• **AIM**
In the material below, find each line holding the string "Request" and copy it.

• **DATASET RECORDS**
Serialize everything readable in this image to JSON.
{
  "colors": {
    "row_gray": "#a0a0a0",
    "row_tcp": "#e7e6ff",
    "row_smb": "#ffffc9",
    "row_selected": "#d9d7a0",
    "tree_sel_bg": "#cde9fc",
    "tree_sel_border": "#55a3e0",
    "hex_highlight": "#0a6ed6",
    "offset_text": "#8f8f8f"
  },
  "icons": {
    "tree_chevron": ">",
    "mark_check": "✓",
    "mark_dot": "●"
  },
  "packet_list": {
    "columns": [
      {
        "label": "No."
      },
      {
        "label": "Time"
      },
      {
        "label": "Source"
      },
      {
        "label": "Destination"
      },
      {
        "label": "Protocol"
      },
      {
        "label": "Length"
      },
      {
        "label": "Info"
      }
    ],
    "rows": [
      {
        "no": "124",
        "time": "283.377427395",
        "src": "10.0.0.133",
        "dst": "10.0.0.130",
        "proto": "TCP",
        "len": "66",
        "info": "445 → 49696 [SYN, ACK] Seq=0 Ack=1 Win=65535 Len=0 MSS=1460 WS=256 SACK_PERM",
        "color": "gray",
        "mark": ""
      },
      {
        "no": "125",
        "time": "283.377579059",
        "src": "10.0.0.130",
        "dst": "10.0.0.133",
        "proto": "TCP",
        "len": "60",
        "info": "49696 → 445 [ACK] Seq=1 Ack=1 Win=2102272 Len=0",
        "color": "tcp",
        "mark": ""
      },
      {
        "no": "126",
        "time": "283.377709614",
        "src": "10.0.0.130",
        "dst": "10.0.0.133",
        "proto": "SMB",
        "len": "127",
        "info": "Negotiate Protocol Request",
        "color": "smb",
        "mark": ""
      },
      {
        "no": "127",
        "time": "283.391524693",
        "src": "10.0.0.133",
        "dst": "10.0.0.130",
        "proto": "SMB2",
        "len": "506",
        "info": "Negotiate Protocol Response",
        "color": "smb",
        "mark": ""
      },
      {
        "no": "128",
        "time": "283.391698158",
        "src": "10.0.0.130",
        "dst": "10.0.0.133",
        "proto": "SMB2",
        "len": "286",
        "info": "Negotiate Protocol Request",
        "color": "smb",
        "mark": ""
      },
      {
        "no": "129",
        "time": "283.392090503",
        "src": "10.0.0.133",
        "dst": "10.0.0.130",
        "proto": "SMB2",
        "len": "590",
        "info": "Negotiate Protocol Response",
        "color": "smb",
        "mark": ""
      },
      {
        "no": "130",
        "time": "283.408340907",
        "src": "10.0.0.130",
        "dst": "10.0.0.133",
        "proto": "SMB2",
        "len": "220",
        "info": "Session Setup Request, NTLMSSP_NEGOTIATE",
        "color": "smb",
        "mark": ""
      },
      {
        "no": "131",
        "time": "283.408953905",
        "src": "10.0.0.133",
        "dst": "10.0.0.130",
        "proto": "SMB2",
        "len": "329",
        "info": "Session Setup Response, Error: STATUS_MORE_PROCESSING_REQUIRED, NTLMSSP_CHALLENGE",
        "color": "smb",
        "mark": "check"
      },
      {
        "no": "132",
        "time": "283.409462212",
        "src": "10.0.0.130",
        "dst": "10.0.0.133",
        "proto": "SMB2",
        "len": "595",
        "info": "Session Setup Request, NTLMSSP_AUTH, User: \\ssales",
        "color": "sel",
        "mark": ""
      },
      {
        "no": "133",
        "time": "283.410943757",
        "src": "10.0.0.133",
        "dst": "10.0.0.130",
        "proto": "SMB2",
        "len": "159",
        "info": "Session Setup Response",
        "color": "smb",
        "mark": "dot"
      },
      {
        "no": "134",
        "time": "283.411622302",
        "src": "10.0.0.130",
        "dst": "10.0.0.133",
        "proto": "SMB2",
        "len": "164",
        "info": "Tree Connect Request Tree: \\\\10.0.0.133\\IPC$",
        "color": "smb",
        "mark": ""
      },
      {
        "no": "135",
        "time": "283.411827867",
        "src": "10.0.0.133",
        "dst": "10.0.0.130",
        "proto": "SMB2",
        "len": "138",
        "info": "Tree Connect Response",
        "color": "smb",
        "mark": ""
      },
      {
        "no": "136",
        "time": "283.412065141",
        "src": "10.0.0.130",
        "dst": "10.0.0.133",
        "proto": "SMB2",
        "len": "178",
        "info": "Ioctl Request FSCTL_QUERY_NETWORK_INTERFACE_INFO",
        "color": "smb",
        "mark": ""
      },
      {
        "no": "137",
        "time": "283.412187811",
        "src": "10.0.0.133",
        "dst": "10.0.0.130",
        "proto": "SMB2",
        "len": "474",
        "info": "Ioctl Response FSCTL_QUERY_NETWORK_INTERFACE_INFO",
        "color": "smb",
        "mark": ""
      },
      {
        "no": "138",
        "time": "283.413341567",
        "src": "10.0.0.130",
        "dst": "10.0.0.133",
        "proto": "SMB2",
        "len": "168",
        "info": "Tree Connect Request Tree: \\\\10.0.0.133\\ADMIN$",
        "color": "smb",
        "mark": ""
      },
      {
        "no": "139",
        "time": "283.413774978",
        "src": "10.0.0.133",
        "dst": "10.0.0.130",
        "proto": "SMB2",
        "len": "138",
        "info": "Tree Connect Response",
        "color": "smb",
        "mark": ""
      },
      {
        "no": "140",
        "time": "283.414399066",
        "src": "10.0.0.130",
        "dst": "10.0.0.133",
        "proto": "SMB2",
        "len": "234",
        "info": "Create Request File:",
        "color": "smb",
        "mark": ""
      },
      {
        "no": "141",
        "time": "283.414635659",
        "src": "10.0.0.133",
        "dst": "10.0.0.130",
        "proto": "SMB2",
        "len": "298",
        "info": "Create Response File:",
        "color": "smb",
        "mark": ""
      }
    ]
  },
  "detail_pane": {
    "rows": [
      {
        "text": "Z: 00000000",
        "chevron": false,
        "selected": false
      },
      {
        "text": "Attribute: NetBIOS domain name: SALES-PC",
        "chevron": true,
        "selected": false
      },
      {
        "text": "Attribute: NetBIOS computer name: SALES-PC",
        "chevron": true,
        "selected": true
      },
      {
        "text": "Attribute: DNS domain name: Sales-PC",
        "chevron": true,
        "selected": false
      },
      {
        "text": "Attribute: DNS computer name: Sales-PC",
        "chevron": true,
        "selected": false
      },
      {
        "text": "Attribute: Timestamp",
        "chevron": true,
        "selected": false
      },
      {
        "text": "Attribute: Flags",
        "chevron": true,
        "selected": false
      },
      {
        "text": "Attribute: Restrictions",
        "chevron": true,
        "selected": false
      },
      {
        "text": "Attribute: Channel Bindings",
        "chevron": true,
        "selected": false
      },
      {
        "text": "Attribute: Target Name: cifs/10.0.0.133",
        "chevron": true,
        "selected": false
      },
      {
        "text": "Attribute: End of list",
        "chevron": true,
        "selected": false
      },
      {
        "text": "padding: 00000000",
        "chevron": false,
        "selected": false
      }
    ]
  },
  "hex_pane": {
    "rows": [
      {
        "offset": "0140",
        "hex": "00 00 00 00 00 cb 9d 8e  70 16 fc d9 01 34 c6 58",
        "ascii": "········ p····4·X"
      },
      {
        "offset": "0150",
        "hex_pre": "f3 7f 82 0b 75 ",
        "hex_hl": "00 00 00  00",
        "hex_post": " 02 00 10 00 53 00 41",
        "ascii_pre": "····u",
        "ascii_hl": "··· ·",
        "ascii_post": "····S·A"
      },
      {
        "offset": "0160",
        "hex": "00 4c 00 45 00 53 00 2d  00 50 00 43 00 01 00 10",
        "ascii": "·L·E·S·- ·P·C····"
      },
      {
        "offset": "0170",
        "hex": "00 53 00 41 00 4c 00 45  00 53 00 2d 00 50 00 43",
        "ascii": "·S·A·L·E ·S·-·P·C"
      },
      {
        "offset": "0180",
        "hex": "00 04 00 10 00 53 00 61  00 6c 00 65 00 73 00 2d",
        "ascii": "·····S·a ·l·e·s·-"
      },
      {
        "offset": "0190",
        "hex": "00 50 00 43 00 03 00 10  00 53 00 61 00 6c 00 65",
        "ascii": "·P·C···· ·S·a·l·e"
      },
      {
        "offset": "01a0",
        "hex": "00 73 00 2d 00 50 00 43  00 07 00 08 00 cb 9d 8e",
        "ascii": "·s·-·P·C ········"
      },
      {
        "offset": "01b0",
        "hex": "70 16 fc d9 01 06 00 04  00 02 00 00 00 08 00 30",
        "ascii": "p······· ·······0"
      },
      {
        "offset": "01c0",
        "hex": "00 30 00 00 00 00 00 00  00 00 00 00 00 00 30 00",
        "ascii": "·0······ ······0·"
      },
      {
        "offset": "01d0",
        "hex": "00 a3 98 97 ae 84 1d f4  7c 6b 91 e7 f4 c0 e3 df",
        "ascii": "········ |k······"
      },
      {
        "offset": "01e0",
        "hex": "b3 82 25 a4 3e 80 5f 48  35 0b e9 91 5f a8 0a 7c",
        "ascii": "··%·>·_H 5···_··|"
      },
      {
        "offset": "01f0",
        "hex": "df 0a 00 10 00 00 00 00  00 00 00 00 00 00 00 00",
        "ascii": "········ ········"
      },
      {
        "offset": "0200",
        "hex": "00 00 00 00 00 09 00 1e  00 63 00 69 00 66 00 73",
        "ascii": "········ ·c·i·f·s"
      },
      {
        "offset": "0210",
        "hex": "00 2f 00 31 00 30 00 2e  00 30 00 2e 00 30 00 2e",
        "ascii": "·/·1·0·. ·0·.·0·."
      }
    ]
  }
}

• **FINISHED TASK**
        "info": "Negotiate Protocol Request",
        "info": "Negotiate Protocol Request",
        "info": "Session Setup Request, NTLMSSP_NEGOTIATE",
        "info": "Session Setup Request, NTLMSSP_AUTH, User: \\ssales",
        "info": "Tree Connect Request Tree: \\\\10.0.0.133\\IPC$",
        "info": "Ioctl Request FSCTL_QUERY_NETWORK_INTERFACE_INFO",
        "info": "Tree Connect Request Tree: \\\\10.0.0.133\\ADMIN$",
        "info": "Create Request File:",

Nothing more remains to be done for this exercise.